:: Objective ::
In your copy, leave out the pictures and repeat the entries below exactly.

....

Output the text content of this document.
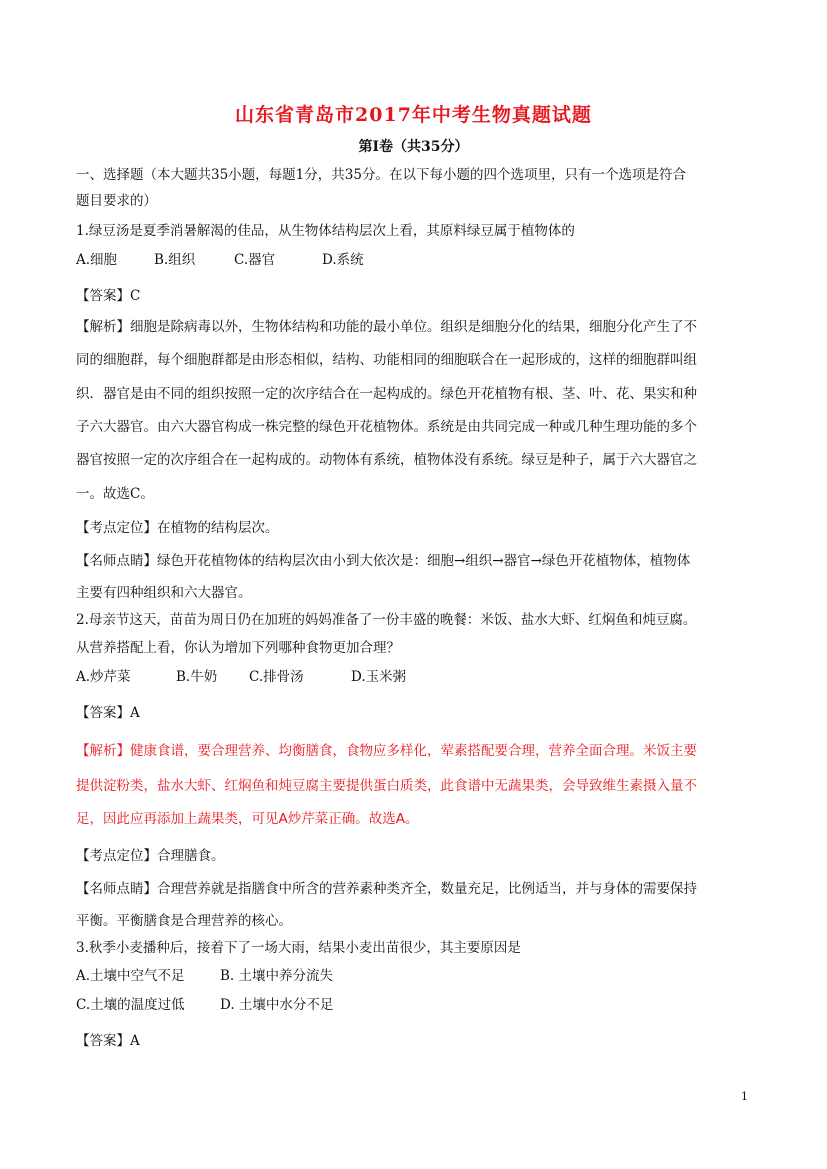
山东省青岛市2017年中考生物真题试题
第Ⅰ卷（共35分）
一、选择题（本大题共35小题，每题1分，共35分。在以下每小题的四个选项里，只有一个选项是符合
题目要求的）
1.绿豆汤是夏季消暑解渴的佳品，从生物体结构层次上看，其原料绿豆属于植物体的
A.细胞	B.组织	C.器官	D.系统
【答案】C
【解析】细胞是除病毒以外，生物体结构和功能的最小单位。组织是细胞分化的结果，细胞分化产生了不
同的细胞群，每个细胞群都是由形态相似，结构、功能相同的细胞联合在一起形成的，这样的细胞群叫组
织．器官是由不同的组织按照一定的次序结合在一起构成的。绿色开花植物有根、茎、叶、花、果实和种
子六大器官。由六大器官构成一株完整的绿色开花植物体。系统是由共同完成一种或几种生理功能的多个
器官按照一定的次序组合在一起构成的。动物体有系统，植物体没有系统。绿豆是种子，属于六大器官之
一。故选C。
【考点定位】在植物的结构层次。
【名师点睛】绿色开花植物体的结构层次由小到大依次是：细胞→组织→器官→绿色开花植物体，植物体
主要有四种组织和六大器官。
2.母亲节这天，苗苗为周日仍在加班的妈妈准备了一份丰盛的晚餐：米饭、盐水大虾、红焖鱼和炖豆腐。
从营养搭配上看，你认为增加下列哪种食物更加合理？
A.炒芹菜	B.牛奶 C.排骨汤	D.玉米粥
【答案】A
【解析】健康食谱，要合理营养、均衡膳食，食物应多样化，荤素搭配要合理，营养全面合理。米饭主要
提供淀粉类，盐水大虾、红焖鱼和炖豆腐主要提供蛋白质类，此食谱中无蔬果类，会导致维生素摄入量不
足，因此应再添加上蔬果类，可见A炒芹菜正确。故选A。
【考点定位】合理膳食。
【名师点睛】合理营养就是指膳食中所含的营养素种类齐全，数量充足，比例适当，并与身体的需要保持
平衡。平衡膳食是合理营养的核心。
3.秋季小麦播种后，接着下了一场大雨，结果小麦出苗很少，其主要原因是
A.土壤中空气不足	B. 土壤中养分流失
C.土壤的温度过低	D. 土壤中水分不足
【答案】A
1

....

:: Output below ::
Output the text content of this document.
山东省青岛市2017年中考生物真题试题
第Ⅰ卷（共35分）
一、选择题（本大题共35小题，每题1分，共35分。在以下每小题的四个选项里，只有一个选项是符合
题目要求的）
1.绿豆汤是夏季消暑解渴的佳品，从生物体结构层次上看，其原料绿豆属于植物体的
A.细胞	B.组织	C.器官	D.系统
【答案】C
【解析】细胞是除病毒以外，生物体结构和功能的最小单位。组织是细胞分化的结果，细胞分化产生了不
同的细胞群，每个细胞群都是由形态相似，结构、功能相同的细胞联合在一起形成的，这样的细胞群叫组
织．器官是由不同的组织按照一定的次序结合在一起构成的。绿色开花植物有根、茎、叶、花、果实和种
子六大器官。由六大器官构成一株完整的绿色开花植物体。系统是由共同完成一种或几种生理功能的多个
器官按照一定的次序组合在一起构成的。动物体有系统，植物体没有系统。绿豆是种子，属于六大器官之
一。故选C。
【考点定位】在植物的结构层次。
【名师点睛】绿色开花植物体的结构层次由小到大依次是：细胞→组织→器官→绿色开花植物体，植物体
主要有四种组织和六大器官。
2.母亲节这天，苗苗为周日仍在加班的妈妈准备了一份丰盛的晚餐：米饭、盐水大虾、红焖鱼和炖豆腐。
从营养搭配上看，你认为增加下列哪种食物更加合理？
A.炒芹菜	B.牛奶 C.排骨汤	D.玉米粥
【答案】A
【解析】健康食谱，要合理营养、均衡膳食，食物应多样化，荤素搭配要合理，营养全面合理。米饭主要
提供淀粉类，盐水大虾、红焖鱼和炖豆腐主要提供蛋白质类，此食谱中无蔬果类，会导致维生素摄入量不
足，因此应再添加上蔬果类，可见A炒芹菜正确。故选A。
【考点定位】合理膳食。
【名师点睛】合理营养就是指膳食中所含的营养素种类齐全，数量充足，比例适当，并与身体的需要保持
平衡。平衡膳食是合理营养的核心。
3.秋季小麦播种后，接着下了一场大雨，结果小麦出苗很少，其主要原因是
A.土壤中空气不足	B. 土壤中养分流失
C.土壤的温度过低	D. 土壤中水分不足
【答案】A
1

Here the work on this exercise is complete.